### EXERCISE INSTRUCTIONS
Copy out the whole listing exactly as written, leaving the pictures behind.

### ENTRIES PROVIDED
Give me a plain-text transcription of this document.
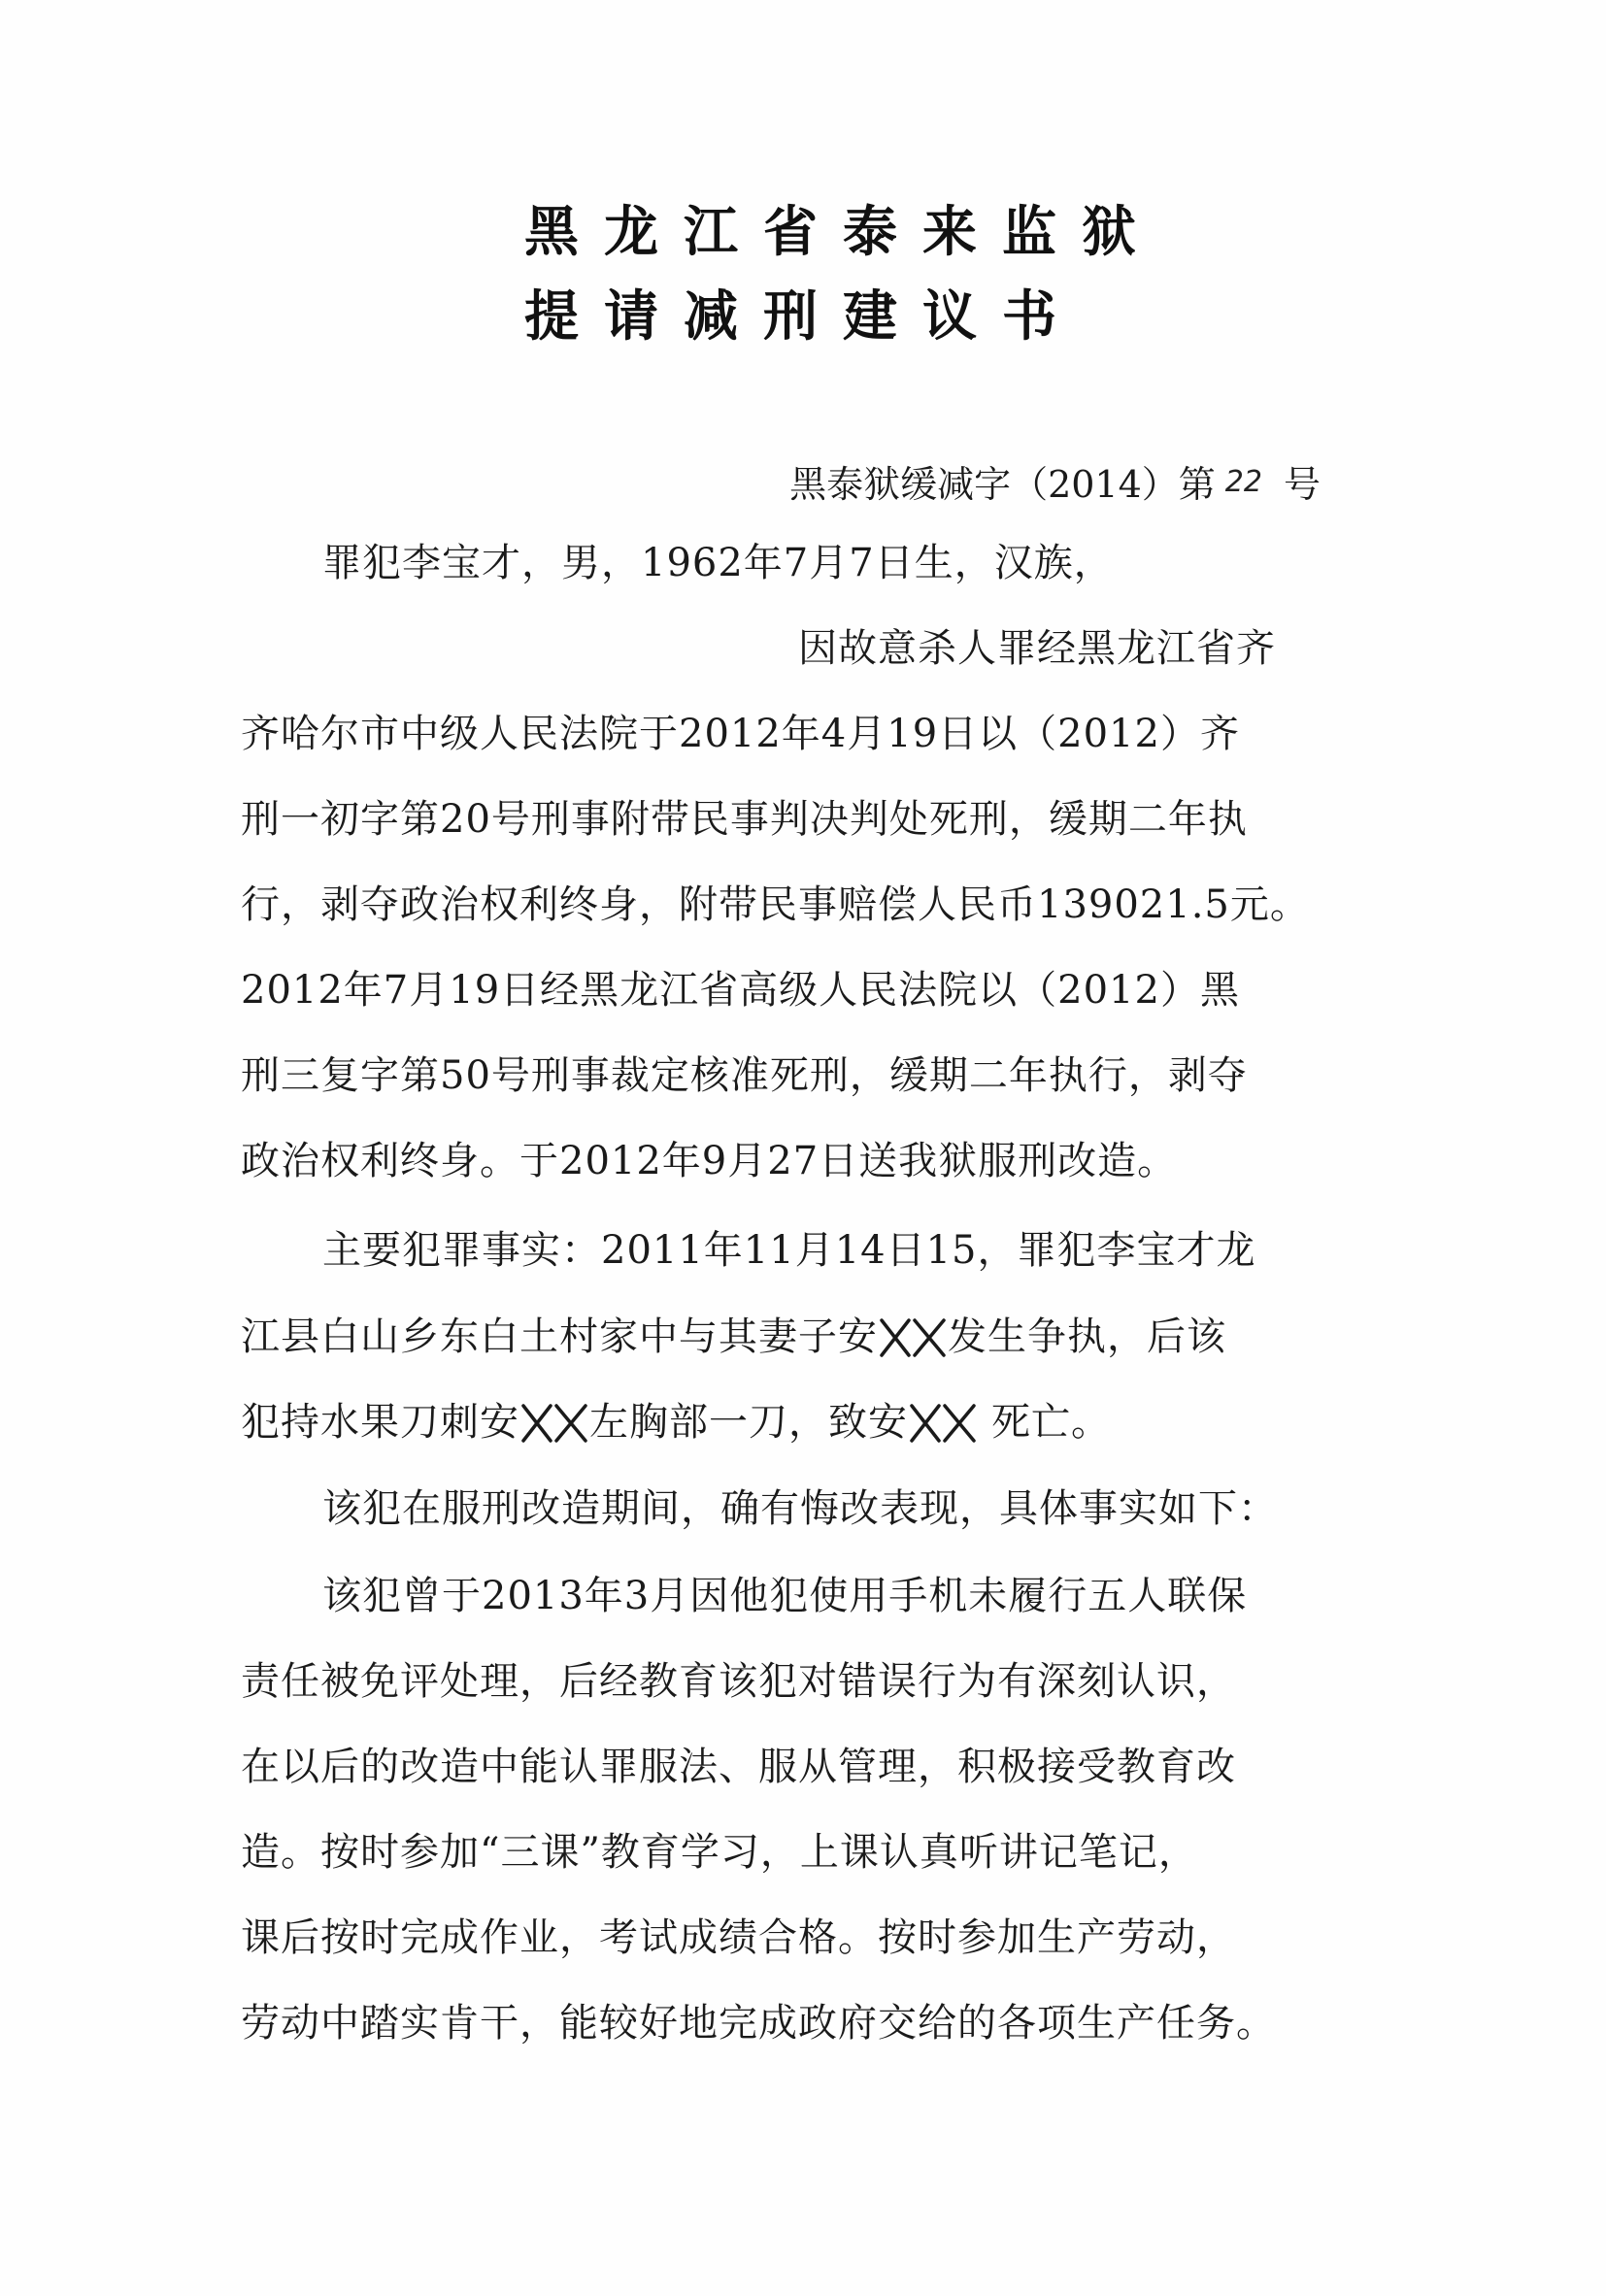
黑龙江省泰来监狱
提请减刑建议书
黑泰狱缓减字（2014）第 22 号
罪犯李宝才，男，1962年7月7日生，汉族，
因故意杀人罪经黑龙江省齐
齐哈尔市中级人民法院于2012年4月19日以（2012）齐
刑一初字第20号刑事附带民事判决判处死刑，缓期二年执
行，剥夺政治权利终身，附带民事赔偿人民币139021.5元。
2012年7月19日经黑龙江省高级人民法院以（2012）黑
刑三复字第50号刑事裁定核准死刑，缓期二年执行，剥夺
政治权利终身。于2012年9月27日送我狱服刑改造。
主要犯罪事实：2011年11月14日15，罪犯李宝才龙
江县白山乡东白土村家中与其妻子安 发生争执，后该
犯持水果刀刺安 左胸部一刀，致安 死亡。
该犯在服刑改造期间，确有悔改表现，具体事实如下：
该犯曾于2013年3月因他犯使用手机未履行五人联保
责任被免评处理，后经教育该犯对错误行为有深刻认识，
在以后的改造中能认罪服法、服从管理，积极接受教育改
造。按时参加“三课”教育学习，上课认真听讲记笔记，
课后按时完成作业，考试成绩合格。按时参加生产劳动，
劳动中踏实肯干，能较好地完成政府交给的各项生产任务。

### THE SOLUTION
Give me a plain-text transcription of this document.
黑龙江省泰来监狱
提请减刑建议书
黑泰狱缓减字（2014）第 22 号
罪犯李宝才，男，1962年7月7日生，汉族，
因故意杀人罪经黑龙江省齐
齐哈尔市中级人民法院于2012年4月19日以（2012）齐
刑一初字第20号刑事附带民事判决判处死刑，缓期二年执
行，剥夺政治权利终身，附带民事赔偿人民币139021.5元。
2012年7月19日经黑龙江省高级人民法院以（2012）黑
刑三复字第50号刑事裁定核准死刑，缓期二年执行，剥夺
政治权利终身。于2012年9月27日送我狱服刑改造。
主要犯罪事实：2011年11月14日15，罪犯李宝才龙
江县白山乡东白土村家中与其妻子安 发生争执，后该
犯持水果刀刺安 左胸部一刀，致安 死亡。
该犯在服刑改造期间，确有悔改表现，具体事实如下：
该犯曾于2013年3月因他犯使用手机未履行五人联保
责任被免评处理，后经教育该犯对错误行为有深刻认识，
在以后的改造中能认罪服法、服从管理，积极接受教育改
造。按时参加“三课”教育学习，上课认真听讲记笔记，
课后按时完成作业，考试成绩合格。按时参加生产劳动，
劳动中踏实肯干，能较好地完成政府交给的各项生产任务。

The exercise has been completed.